[Task]:
Give every entry again, word for word and in full.

[Rows]:

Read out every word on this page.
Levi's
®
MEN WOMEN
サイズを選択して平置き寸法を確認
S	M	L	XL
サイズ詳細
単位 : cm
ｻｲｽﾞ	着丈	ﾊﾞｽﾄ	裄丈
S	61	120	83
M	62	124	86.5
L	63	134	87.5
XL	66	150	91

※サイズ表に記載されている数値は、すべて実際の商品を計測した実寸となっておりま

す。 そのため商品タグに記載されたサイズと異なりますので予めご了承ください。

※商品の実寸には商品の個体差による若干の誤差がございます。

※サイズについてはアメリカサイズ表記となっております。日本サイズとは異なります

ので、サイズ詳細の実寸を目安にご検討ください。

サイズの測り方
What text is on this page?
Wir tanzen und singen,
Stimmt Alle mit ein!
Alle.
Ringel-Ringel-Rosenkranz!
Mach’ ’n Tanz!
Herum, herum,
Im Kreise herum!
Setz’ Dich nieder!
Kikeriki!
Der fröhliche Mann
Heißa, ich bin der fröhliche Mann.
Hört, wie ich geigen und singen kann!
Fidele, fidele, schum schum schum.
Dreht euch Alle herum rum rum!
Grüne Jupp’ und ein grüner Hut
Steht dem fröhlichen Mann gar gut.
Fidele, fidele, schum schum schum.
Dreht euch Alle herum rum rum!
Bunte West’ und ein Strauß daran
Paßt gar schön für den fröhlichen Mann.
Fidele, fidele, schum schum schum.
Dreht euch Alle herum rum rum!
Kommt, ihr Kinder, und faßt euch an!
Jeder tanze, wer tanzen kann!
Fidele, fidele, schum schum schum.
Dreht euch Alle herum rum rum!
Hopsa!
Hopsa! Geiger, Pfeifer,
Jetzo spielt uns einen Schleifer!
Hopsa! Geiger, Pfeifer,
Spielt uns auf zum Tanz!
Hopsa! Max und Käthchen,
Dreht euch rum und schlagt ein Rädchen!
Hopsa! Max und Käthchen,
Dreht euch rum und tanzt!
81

[Response]:
Read out every word on this page.
Levi's
®
MEN WOMEN
サイズを選択して平置き寸法を確認
S	M	L	XL
サイズ詳細
単位 : cm
ｻｲｽﾞ	着丈	ﾊﾞｽﾄ	裄丈
S	61	120	83
M	62	124	86.5
L	63	134	87.5
XL	66	150	91

※サイズ表に記載されている数値は、すべて実際の商品を計測した実寸となっておりま

す。 そのため商品タグに記載されたサイズと異なりますので予めご了承ください。

※商品の実寸には商品の個体差による若干の誤差がございます。

※サイズについてはアメリカサイズ表記となっております。日本サイズとは異なります

ので、サイズ詳細の実寸を目安にご検討ください。

サイズの測り方
What text is on this page?
Wir tanzen und singen,
Stimmt Alle mit ein!
Alle.
Ringel-Ringel-Rosenkranz!
Mach’ ’n Tanz!
Herum, herum,
Im Kreise herum!
Setz’ Dich nieder!
Kikeriki!
Der fröhliche Mann
Heißa, ich bin der fröhliche Mann.
Hört, wie ich geigen und singen kann!
Fidele, fidele, schum schum schum.
Dreht euch Alle herum rum rum!
Grüne Jupp’ und ein grüner Hut
Steht dem fröhlichen Mann gar gut.
Fidele, fidele, schum schum schum.
Dreht euch Alle herum rum rum!
Bunte West’ und ein Strauß daran
Paßt gar schön für den fröhlichen Mann.
Fidele, fidele, schum schum schum.
Dreht euch Alle herum rum rum!
Kommt, ihr Kinder, und faßt euch an!
Jeder tanze, wer tanzen kann!
Fidele, fidele, schum schum schum.
Dreht euch Alle herum rum rum!
Hopsa!
Hopsa! Geiger, Pfeifer,
Jetzo spielt uns einen Schleifer!
Hopsa! Geiger, Pfeifer,
Spielt uns auf zum Tanz!
Hopsa! Max und Käthchen,
Dreht euch rum und schlagt ein Rädchen!
Hopsa! Max und Käthchen,
Dreht euch rum und tanzt!
81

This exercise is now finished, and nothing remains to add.